● **WHAT IS NEEDED**
Begin with the line containing "Decode this image" and end with the line containing "What's the underlying"; set down that block verbatim and nothing else.

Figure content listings
_ _ _ _

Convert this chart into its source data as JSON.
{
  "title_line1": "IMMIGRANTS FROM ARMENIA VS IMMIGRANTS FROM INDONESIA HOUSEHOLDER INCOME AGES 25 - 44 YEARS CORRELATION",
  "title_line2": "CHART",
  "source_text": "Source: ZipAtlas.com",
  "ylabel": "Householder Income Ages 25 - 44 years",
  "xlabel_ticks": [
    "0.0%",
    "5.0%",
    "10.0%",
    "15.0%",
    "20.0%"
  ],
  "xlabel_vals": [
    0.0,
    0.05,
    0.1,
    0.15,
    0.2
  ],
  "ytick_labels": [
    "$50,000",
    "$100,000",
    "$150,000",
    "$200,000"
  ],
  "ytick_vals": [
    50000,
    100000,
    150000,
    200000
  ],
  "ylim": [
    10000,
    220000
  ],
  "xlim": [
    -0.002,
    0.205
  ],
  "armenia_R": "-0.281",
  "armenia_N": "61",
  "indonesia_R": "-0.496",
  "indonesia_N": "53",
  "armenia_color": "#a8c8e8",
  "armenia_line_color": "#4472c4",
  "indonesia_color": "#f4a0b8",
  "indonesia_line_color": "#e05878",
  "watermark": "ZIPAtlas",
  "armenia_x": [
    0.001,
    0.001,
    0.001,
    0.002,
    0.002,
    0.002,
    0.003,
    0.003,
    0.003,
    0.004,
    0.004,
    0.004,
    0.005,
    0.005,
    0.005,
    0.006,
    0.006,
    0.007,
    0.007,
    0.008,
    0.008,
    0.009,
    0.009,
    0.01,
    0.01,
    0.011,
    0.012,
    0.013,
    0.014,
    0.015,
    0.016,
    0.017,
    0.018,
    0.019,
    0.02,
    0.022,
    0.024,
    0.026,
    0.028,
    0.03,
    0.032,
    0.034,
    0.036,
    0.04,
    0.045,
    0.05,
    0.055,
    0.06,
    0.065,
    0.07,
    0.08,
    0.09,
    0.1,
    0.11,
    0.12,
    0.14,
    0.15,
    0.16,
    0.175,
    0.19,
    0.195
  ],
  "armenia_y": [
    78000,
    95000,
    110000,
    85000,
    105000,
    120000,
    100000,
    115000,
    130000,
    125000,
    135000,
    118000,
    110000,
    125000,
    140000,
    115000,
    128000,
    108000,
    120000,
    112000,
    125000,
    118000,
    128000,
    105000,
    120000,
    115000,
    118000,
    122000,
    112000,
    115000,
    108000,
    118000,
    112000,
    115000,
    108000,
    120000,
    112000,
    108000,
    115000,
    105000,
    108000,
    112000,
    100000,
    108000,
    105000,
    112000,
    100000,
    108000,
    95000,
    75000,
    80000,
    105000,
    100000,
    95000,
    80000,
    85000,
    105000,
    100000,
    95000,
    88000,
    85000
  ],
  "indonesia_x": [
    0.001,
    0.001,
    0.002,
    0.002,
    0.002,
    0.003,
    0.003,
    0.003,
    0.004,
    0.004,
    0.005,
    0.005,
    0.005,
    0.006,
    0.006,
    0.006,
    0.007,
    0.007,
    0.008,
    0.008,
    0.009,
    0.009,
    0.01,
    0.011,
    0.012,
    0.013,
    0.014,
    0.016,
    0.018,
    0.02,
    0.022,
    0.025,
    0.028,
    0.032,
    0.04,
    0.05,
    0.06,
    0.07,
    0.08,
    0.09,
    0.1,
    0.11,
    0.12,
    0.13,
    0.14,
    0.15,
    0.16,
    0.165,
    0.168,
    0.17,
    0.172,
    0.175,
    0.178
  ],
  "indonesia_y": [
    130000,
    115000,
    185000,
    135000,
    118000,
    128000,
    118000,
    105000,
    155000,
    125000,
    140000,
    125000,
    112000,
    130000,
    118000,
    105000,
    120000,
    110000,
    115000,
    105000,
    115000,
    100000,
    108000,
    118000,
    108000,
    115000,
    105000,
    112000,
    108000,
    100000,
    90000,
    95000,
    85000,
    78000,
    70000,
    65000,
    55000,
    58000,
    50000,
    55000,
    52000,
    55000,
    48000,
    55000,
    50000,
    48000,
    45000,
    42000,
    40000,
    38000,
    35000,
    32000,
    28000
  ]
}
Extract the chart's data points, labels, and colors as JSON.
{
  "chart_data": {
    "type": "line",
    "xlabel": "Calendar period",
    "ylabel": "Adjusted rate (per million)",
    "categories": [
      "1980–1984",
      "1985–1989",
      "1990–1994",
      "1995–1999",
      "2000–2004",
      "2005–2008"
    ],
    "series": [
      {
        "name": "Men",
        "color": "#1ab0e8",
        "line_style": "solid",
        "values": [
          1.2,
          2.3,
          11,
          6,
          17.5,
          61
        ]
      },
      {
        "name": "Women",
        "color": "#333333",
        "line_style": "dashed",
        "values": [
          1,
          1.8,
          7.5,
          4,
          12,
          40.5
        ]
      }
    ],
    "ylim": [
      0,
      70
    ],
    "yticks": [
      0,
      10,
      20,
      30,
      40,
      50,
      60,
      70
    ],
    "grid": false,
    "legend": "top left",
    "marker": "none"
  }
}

_ _ _ _

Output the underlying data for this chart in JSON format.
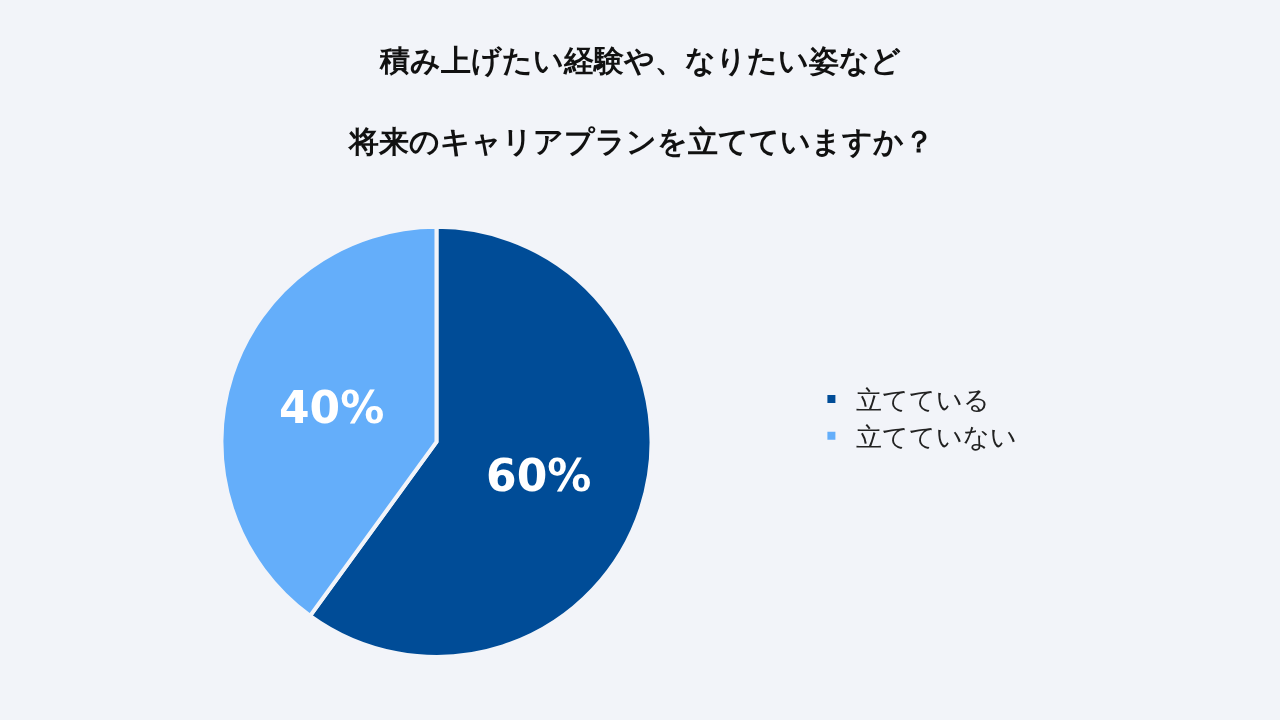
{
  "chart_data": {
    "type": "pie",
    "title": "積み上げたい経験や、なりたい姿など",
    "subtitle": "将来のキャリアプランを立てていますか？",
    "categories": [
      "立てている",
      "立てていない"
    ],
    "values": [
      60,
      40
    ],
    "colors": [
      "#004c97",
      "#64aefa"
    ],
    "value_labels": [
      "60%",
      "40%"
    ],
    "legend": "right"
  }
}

_ _ _ _

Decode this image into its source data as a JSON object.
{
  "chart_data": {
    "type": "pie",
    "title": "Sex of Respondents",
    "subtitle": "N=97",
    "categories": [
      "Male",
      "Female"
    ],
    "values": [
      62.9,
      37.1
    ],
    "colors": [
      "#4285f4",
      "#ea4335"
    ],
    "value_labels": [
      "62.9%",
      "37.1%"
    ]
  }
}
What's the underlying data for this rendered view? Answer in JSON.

_ _ _ _

● **TASK OUTPUT**
Decode this image into its source data as a JSON object.
{
  "chart_data": {
    "type": "pie",
    "title": "Sex of Respondents",
    "subtitle": "N=97",
    "categories": [
      "Male",
      "Female"
    ],
    "values": [
      62.9,
      37.1
    ],
    "colors": [
      "#4285f4",
      "#ea4335"
    ],
    "value_labels": [
      "62.9%",
      "37.1%"
    ]
  }
}
What's the underlying data for this rendered view? Answer in JSON.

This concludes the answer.